* _Work to be completed_
In the listing below, pick out lines with "поѣха".

* _Records from a collection_
* Start *

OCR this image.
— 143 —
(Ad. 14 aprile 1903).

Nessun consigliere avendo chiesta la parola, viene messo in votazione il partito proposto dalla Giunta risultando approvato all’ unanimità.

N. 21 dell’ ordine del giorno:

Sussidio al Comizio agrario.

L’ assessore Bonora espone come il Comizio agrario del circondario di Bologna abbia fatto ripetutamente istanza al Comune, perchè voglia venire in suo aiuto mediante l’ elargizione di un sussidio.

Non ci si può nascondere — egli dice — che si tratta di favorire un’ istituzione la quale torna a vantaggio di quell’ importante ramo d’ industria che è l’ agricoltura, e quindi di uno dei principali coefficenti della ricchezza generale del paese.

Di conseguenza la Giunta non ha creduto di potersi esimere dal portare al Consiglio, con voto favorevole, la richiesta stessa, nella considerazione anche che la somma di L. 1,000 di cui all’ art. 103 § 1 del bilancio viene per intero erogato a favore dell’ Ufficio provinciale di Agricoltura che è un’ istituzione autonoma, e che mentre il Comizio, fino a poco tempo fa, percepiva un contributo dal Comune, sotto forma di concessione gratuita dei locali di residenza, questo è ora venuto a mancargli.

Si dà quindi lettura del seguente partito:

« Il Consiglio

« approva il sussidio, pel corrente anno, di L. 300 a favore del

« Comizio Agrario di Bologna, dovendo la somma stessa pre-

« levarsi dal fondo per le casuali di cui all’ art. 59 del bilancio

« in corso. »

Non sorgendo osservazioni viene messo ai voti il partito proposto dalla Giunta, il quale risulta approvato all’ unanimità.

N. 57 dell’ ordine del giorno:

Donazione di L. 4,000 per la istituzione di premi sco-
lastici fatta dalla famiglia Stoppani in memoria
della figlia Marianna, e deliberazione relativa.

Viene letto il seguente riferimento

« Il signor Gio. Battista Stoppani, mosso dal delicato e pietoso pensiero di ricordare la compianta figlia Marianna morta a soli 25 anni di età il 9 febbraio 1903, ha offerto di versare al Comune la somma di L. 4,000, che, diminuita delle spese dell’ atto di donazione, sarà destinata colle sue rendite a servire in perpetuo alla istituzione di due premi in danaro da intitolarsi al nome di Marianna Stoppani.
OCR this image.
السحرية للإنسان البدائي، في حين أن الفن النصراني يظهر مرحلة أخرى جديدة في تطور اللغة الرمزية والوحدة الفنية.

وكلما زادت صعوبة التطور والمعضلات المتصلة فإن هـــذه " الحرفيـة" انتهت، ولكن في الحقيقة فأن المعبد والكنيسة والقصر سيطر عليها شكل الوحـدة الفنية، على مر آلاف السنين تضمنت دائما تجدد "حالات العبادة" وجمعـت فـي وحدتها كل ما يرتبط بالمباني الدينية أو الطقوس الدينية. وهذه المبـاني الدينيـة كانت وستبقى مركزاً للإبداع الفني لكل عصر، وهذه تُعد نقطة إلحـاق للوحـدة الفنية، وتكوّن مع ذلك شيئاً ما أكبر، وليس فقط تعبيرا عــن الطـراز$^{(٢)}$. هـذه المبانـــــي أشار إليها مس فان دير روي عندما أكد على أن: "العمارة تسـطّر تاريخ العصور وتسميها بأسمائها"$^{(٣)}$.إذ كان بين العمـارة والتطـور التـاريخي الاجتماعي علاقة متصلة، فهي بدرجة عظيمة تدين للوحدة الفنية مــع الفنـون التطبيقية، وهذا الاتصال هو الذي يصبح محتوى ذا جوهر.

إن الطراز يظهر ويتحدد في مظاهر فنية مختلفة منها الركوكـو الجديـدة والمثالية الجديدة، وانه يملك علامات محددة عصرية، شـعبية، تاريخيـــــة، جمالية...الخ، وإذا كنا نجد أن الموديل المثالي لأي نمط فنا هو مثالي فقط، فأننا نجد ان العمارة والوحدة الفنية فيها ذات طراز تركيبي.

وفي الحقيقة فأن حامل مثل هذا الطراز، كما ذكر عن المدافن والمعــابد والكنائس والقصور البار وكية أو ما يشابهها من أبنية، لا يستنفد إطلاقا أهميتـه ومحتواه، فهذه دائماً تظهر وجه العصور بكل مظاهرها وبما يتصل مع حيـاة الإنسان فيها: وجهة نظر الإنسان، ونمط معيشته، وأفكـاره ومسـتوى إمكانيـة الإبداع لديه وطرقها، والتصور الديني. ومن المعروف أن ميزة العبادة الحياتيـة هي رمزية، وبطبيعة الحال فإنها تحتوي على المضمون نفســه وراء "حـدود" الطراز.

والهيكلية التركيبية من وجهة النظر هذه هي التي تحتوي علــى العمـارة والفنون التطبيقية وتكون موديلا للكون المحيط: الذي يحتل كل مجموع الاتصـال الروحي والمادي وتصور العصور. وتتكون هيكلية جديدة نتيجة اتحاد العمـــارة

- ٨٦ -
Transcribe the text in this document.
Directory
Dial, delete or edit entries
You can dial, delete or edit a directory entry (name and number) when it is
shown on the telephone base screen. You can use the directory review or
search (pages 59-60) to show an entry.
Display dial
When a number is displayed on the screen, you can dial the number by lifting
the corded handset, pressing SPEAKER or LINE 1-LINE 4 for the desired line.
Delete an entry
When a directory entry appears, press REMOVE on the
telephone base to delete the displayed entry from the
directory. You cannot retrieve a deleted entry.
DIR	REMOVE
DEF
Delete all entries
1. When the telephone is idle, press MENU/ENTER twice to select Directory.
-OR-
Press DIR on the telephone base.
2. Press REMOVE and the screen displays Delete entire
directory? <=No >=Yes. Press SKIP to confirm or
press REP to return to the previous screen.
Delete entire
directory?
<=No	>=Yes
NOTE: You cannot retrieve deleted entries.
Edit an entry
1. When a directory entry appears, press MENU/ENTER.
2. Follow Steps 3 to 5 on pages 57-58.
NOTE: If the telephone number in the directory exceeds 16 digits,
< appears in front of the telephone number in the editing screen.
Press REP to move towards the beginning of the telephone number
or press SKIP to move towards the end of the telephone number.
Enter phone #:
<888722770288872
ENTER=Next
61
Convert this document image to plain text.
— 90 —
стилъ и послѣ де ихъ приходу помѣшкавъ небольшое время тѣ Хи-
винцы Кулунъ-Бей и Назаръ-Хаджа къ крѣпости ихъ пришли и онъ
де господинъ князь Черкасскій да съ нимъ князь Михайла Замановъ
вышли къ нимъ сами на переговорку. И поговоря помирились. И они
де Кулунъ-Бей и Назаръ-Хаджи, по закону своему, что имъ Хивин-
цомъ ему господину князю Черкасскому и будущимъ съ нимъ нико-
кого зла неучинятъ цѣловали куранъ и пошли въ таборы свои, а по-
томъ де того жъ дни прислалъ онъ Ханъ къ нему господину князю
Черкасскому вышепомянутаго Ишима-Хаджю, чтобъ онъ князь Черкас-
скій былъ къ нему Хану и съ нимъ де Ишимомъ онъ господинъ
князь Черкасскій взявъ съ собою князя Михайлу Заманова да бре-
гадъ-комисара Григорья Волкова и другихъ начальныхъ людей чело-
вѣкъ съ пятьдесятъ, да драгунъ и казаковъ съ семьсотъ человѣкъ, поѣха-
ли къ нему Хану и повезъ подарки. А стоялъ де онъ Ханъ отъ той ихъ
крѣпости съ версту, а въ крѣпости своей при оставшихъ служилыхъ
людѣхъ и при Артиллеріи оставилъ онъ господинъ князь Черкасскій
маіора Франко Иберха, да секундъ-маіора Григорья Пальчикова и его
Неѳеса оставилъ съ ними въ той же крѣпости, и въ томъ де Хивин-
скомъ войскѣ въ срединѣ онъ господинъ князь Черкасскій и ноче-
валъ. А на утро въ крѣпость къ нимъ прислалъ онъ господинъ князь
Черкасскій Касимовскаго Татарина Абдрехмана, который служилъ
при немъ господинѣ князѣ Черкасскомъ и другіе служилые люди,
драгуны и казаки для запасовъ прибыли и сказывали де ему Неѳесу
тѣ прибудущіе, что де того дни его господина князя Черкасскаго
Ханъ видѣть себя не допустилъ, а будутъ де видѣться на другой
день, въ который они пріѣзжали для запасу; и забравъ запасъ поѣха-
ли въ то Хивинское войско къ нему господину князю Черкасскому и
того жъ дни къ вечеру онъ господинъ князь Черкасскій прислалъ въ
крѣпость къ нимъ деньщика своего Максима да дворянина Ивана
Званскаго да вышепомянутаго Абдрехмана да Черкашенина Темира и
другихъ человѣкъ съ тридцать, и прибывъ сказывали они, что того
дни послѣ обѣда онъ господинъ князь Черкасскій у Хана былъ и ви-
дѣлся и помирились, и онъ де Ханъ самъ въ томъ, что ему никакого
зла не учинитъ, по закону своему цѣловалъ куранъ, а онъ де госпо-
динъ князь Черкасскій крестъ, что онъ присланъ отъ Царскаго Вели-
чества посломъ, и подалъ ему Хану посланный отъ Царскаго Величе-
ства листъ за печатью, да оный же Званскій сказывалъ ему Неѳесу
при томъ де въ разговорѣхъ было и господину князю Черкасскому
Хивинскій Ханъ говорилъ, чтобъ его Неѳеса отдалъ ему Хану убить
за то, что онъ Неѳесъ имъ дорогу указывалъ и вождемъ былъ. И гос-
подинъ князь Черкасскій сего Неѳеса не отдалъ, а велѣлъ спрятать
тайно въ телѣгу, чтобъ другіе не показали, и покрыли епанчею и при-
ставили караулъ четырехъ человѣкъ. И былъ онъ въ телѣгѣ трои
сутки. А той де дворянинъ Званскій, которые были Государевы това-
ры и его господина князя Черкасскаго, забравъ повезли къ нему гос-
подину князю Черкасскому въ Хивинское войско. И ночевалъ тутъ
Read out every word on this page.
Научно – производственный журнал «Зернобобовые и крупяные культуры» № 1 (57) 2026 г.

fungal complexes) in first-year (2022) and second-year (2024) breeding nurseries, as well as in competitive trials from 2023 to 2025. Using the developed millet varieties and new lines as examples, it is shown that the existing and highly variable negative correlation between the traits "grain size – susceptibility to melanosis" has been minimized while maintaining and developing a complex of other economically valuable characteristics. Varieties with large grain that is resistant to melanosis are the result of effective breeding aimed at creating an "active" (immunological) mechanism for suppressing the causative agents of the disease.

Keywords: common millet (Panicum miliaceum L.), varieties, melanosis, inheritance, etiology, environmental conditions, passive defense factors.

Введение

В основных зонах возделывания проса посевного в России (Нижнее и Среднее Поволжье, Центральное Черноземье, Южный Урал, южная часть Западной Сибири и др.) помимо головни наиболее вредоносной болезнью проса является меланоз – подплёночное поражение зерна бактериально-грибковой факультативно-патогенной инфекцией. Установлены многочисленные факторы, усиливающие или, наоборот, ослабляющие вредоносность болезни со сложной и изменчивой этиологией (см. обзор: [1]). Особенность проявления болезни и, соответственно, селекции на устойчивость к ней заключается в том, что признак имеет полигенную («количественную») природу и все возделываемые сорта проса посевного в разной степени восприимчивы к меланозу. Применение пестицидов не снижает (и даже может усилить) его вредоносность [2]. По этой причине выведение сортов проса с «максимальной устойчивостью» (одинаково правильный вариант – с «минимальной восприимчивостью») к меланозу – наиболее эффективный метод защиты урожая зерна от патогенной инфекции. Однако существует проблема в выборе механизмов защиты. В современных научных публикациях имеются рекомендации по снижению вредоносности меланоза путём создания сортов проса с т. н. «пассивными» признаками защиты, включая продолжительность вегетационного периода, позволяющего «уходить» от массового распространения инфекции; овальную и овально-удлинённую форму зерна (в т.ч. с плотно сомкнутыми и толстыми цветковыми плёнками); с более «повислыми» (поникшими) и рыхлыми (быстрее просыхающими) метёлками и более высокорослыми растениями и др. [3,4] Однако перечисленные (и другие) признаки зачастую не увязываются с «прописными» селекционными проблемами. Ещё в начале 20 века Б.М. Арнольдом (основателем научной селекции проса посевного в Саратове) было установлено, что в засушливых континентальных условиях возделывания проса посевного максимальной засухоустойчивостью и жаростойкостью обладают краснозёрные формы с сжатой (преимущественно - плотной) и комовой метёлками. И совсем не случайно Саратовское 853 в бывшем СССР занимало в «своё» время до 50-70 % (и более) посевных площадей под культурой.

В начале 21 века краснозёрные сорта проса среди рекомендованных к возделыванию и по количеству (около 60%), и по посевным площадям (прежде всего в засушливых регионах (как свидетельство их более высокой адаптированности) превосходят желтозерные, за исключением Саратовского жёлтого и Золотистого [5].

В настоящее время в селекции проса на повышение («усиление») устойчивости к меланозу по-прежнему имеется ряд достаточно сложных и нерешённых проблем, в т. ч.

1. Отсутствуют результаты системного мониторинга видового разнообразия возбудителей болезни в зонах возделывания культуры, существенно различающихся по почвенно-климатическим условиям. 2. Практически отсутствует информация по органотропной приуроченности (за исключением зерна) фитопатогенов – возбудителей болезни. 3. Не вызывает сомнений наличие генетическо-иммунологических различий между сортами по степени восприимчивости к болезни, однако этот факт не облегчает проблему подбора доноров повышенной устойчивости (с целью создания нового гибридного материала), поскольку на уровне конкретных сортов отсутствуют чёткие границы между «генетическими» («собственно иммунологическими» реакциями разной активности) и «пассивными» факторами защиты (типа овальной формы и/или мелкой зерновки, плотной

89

* End *

* _Response below_
вѣкъ съ пятьдесятъ, да драгунъ и казаковъ съ семьсотъ человѣкъ, поѣха-
день, въ который они пріѣзжали для запасу; и забравъ запасъ поѣха-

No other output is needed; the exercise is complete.